* [INSTRUCTION]: Look through the records below and collect all lines that hold the string "المسئولة".
..............................
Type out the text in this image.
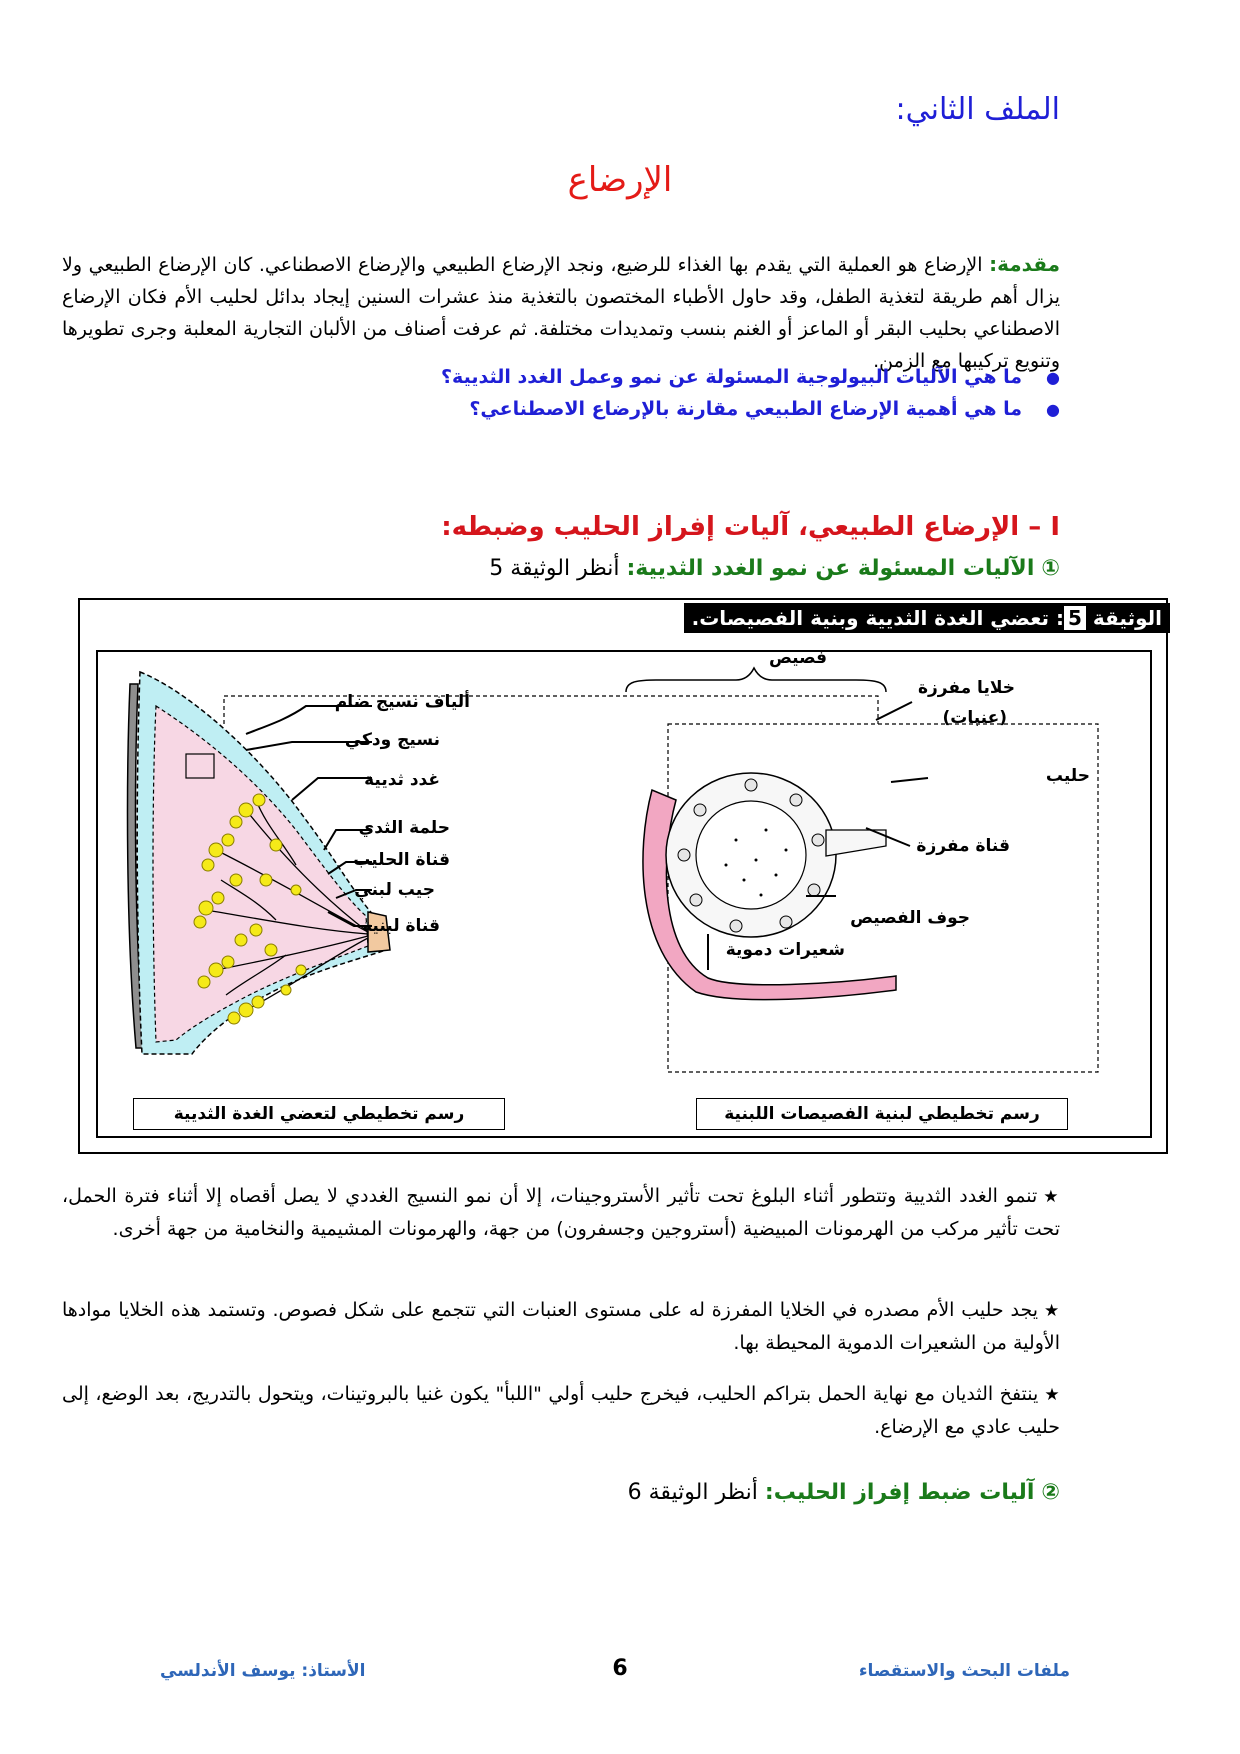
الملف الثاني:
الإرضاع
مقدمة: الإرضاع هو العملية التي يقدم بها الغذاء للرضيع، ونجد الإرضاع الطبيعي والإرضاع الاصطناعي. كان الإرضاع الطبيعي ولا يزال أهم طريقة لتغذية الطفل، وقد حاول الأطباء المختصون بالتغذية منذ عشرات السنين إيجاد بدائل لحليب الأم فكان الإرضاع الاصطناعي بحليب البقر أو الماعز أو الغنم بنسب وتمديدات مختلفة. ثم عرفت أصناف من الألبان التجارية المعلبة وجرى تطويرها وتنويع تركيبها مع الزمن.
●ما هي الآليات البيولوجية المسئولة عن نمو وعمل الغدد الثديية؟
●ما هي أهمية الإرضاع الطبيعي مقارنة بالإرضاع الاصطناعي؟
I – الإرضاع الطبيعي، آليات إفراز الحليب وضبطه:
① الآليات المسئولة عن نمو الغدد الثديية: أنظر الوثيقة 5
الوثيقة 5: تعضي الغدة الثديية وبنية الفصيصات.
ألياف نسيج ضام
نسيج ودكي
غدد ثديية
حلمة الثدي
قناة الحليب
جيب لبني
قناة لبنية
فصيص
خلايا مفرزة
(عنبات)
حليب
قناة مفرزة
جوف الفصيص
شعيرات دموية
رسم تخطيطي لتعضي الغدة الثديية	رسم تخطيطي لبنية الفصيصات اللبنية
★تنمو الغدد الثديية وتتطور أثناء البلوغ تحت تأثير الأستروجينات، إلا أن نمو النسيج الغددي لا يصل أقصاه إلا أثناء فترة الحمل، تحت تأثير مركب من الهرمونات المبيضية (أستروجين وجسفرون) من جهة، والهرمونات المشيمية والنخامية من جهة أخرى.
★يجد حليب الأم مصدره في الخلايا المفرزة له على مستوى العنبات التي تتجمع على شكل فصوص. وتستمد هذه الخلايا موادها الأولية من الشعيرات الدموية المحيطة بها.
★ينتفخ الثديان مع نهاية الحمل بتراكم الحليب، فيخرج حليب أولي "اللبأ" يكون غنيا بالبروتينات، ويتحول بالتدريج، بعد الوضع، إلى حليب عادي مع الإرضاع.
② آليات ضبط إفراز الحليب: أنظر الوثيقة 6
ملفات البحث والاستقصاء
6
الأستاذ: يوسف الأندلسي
..............................
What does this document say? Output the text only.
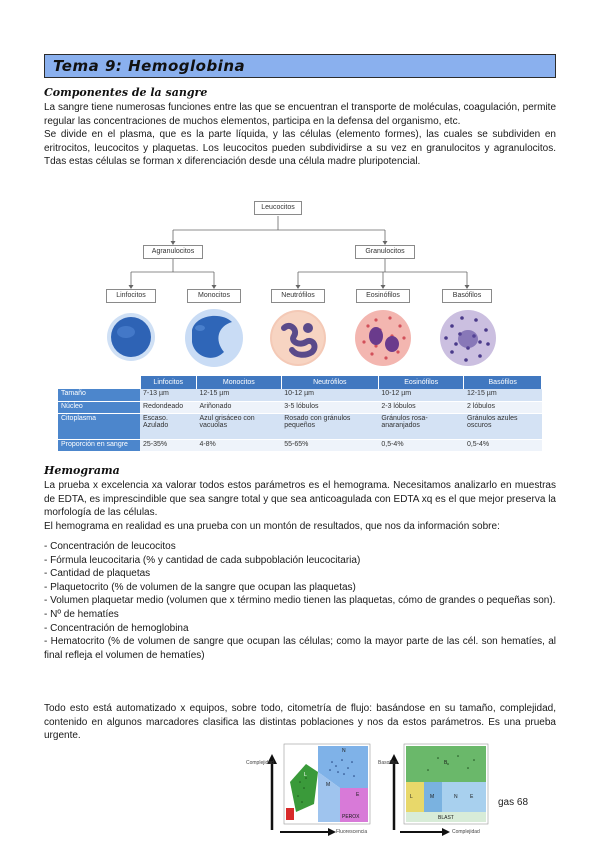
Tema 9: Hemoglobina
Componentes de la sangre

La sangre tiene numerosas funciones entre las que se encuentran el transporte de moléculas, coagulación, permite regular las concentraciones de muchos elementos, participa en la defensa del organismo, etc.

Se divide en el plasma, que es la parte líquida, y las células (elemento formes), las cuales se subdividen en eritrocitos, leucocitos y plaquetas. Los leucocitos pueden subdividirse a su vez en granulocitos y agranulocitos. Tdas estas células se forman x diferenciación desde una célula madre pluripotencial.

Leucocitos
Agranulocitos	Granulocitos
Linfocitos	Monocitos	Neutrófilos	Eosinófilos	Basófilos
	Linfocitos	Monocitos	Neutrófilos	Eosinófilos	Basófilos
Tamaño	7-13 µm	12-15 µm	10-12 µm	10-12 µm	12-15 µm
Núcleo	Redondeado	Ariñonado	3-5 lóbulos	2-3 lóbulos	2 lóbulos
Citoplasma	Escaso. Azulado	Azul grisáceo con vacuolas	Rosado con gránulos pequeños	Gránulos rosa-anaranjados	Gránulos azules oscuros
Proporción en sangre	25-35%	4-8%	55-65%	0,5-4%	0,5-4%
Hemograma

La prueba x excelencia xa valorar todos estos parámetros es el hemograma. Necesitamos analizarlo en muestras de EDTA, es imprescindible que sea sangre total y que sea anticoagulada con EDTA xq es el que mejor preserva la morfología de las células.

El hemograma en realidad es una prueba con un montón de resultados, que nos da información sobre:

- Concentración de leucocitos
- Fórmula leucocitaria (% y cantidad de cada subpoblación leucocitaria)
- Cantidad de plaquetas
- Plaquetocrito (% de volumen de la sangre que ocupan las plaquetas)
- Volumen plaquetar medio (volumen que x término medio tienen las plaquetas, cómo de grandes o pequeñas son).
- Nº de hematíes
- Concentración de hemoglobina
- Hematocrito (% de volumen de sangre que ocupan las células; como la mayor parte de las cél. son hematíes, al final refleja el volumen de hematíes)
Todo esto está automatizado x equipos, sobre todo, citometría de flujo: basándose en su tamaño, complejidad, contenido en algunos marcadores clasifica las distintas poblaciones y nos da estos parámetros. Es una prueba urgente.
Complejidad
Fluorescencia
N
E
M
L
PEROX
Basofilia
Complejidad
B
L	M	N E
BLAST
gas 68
..............................
* [EXERCISE ANSWER]:
●ما هي الآليات البيولوجية المسئولة عن نمو وعمل الغدد الثديية؟
① الآليات المسئولة عن نمو الغدد الثديية: أنظر الوثيقة 5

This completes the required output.